● **Input data**:

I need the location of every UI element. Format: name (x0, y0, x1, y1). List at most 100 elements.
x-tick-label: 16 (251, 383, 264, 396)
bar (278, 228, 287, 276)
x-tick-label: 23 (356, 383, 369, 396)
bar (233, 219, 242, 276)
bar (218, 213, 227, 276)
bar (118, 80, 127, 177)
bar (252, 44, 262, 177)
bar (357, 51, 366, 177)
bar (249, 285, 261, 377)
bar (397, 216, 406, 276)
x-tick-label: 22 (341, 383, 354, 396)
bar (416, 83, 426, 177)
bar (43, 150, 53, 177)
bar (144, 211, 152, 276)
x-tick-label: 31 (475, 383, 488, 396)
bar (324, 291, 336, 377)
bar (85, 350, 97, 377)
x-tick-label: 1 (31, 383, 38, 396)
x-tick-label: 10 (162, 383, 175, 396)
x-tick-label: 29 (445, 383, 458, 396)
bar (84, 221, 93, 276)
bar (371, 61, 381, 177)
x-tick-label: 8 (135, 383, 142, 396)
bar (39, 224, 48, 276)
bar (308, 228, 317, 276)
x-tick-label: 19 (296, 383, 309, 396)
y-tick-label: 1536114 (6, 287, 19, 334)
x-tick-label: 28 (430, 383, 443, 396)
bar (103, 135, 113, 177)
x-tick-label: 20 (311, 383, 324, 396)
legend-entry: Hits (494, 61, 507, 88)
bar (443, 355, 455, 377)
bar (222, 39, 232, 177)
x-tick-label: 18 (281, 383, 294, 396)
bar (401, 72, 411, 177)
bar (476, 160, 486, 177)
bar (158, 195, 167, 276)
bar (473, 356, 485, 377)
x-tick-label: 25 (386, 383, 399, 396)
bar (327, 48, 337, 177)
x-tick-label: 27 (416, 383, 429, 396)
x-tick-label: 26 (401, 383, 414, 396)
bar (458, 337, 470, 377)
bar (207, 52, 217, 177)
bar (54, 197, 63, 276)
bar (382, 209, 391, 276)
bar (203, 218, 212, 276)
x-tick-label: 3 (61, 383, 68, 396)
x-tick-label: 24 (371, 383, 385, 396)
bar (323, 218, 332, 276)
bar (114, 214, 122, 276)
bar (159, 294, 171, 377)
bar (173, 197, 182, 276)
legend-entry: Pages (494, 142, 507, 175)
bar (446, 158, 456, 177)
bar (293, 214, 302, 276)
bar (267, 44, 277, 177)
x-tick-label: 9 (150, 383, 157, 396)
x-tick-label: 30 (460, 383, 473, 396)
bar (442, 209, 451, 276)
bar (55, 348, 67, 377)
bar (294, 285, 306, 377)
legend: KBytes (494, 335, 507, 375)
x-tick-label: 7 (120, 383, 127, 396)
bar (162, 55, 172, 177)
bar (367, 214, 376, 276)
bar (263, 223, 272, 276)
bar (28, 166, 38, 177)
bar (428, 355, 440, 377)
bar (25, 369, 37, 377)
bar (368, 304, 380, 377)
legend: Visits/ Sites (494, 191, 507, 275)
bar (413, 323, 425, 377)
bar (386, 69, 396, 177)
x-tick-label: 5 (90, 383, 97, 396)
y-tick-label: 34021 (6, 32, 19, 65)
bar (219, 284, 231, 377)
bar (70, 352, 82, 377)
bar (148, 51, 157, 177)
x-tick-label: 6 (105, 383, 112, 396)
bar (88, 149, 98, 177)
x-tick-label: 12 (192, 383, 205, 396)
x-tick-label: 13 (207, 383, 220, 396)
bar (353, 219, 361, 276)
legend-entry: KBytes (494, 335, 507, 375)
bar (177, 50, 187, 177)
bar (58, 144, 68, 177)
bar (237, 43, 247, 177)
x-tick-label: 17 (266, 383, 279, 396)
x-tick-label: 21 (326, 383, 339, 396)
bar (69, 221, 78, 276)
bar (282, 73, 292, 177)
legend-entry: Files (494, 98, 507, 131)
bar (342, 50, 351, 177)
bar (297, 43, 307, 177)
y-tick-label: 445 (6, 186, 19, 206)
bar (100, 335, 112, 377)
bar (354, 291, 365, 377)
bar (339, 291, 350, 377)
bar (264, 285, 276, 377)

● **Work to complete**: Copy the listing above word for word, from its first line up to and including the line with "bar (218, 213, 227, 276)".

● **The response**:
I need the location of every UI element. Format: name (x0, y0, x1, y1). List at most 100 elements.
x-tick-label: 16 (251, 383, 264, 396)
bar (278, 228, 287, 276)
x-tick-label: 23 (356, 383, 369, 396)
bar (233, 219, 242, 276)
bar (218, 213, 227, 276)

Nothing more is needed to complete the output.